WORK TO BE COMPLETED
Write out the material exactly, with the pictures left out.

DATASET RECORDS
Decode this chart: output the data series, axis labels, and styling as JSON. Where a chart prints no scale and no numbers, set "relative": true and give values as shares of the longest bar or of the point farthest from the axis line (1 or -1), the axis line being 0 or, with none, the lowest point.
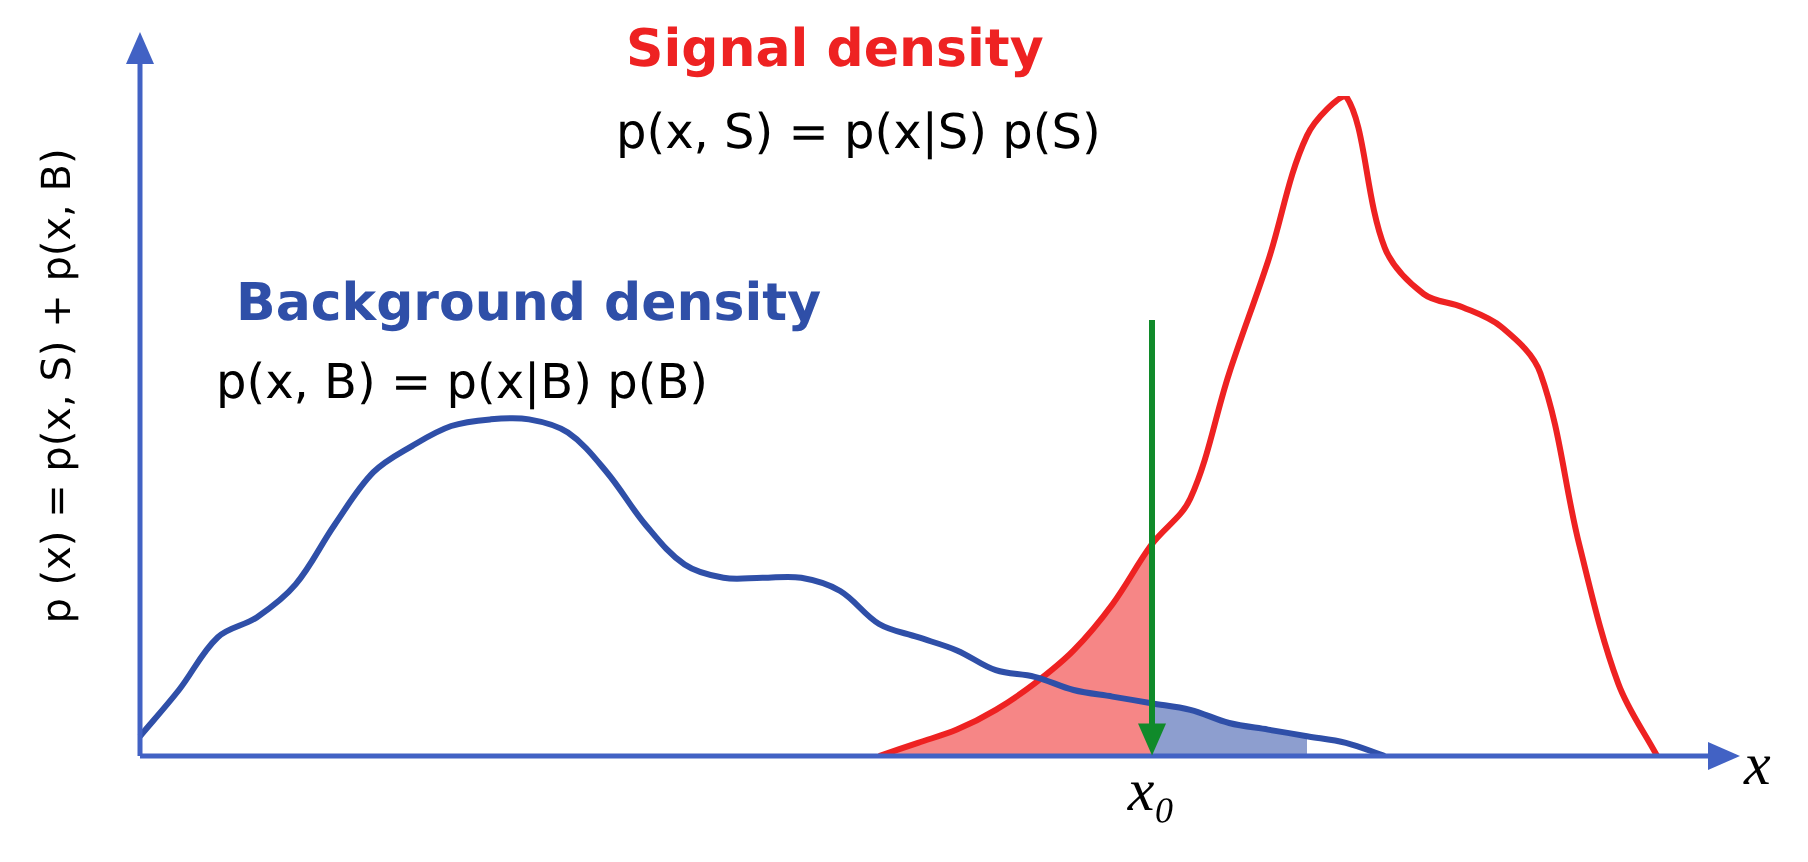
{
  "chart_data": {
    "type": "line",
    "relative": true,
    "title": null,
    "xlabel": "x",
    "ylabel": "p (x) = p(x, S) + p(x, B)",
    "categories": [
      null,
      null,
      null,
      null,
      null,
      null,
      null,
      null,
      null,
      null,
      null,
      null,
      null,
      null,
      null,
      null,
      null,
      null,
      null,
      null,
      null,
      null,
      null,
      null,
      null,
      null,
      null,
      null,
      null,
      null,
      null,
      null,
      null,
      null,
      null,
      null,
      null,
      null,
      null,
      null,
      null
    ],
    "series": [
      {
        "name": "Background density",
        "color": "#2f4fa8",
        "type": "line",
        "values": [
          0.03,
          0.1,
          0.18,
          0.21,
          0.26,
          0.35,
          0.43,
          0.47,
          0.5,
          0.51,
          0.51,
          0.49,
          0.43,
          0.35,
          0.29,
          0.27,
          0.27,
          0.27,
          0.25,
          0.2,
          0.18,
          0.16,
          0.13,
          0.12,
          0.1,
          0.09,
          0.08,
          0.07,
          0.05,
          0.04,
          0.03,
          0.02,
          0.0,
          null,
          null,
          null,
          null,
          null,
          null,
          null,
          null
        ]
      },
      {
        "name": "Signal density",
        "color": "#ee2222",
        "type": "line",
        "values": [
          null,
          null,
          null,
          null,
          null,
          null,
          null,
          null,
          null,
          null,
          null,
          null,
          null,
          null,
          null,
          null,
          null,
          null,
          null,
          0.0,
          0.02,
          0.04,
          0.07,
          0.11,
          0.16,
          0.23,
          0.32,
          0.39,
          0.58,
          0.75,
          0.94,
          1.0,
          0.77,
          0.7,
          0.68,
          0.65,
          0.58,
          0.32,
          0.11,
          0.0,
          null
        ]
      },
      {
        "color": "#ee2222",
        "type": "area",
        "values": [
          null,
          null,
          null,
          null,
          null,
          null,
          null,
          null,
          null,
          null,
          null,
          null,
          null,
          null,
          null,
          null,
          null,
          null,
          null,
          0.0,
          0.02,
          0.04,
          0.07,
          0.11,
          0.16,
          0.23,
          0.32,
          null,
          null,
          null,
          null,
          null,
          null,
          null,
          null,
          null,
          null,
          null,
          null,
          null,
          null
        ]
      },
      {
        "color": "#2f4fa8",
        "type": "area",
        "values": [
          null,
          null,
          null,
          null,
          null,
          null,
          null,
          null,
          null,
          null,
          null,
          null,
          null,
          null,
          null,
          null,
          null,
          null,
          null,
          null,
          null,
          null,
          null,
          null,
          null,
          null,
          0.08,
          0.07,
          0.05,
          0.04,
          0.03,
          null,
          null,
          null,
          null,
          null,
          null,
          null,
          null,
          null,
          null
        ]
      }
    ],
    "annotations": [
      "p(x, B) = p(x|B) p(B)",
      "p(x, S) = p(x|S) p(S)",
      "x₀"
    ],
    "legend": false
  }
}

WRITTEN ANSWER
Decode this chart: output the data series, axis labels, and styling as JSON. Where a chart prints no scale and no numbers, set "relative": true and give values as shares of the longest bar or of the point farthest from the axis line (1 or -1), the axis line being 0 or, with none, the lowest point.
{
  "chart_data": {
    "type": "line",
    "relative": true,
    "title": null,
    "xlabel": "x",
    "ylabel": "p (x) = p(x, S) + p(x, B)",
    "categories": [
      null,
      null,
      null,
      null,
      null,
      null,
      null,
      null,
      null,
      null,
      null,
      null,
      null,
      null,
      null,
      null,
      null,
      null,
      null,
      null,
      null,
      null,
      null,
      null,
      null,
      null,
      null,
      null,
      null,
      null,
      null,
      null,
      null,
      null,
      null,
      null,
      null,
      null,
      null,
      null,
      null
    ],
    "series": [
      {
        "name": "Background density",
        "color": "#2f4fa8",
        "type": "line",
        "values": [
          0.03,
          0.1,
          0.18,
          0.21,
          0.26,
          0.35,
          0.43,
          0.47,
          0.5,
          0.51,
          0.51,
          0.49,
          0.43,
          0.35,
          0.29,
          0.27,
          0.27,
          0.27,
          0.25,
          0.2,
          0.18,
          0.16,
          0.13,
          0.12,
          0.1,
          0.09,
          0.08,
          0.07,
          0.05,
          0.04,
          0.03,
          0.02,
          0.0,
          null,
          null,
          null,
          null,
          null,
          null,
          null,
          null
        ]
      },
      {
        "name": "Signal density",
        "color": "#ee2222",
        "type": "line",
        "values": [
          null,
          null,
          null,
          null,
          null,
          null,
          null,
          null,
          null,
          null,
          null,
          null,
          null,
          null,
          null,
          null,
          null,
          null,
          null,
          0.0,
          0.02,
          0.04,
          0.07,
          0.11,
          0.16,
          0.23,
          0.32,
          0.39,
          0.58,
          0.75,
          0.94,
          1.0,
          0.77,
          0.7,
          0.68,
          0.65,
          0.58,
          0.32,
          0.11,
          0.0,
          null
        ]
      },
      {
        "color": "#ee2222",
        "type": "area",
        "values": [
          null,
          null,
          null,
          null,
          null,
          null,
          null,
          null,
          null,
          null,
          null,
          null,
          null,
          null,
          null,
          null,
          null,
          null,
          null,
          0.0,
          0.02,
          0.04,
          0.07,
          0.11,
          0.16,
          0.23,
          0.32,
          null,
          null,
          null,
          null,
          null,
          null,
          null,
          null,
          null,
          null,
          null,
          null,
          null,
          null
        ]
      },
      {
        "color": "#2f4fa8",
        "type": "area",
        "values": [
          null,
          null,
          null,
          null,
          null,
          null,
          null,
          null,
          null,
          null,
          null,
          null,
          null,
          null,
          null,
          null,
          null,
          null,
          null,
          null,
          null,
          null,
          null,
          null,
          null,
          null,
          0.08,
          0.07,
          0.05,
          0.04,
          0.03,
          null,
          null,
          null,
          null,
          null,
          null,
          null,
          null,
          null,
          null
        ]
      }
    ],
    "annotations": [
      "p(x, B) = p(x|B) p(B)",
      "p(x, S) = p(x|S) p(S)",
      "x₀"
    ],
    "legend": false
  }
}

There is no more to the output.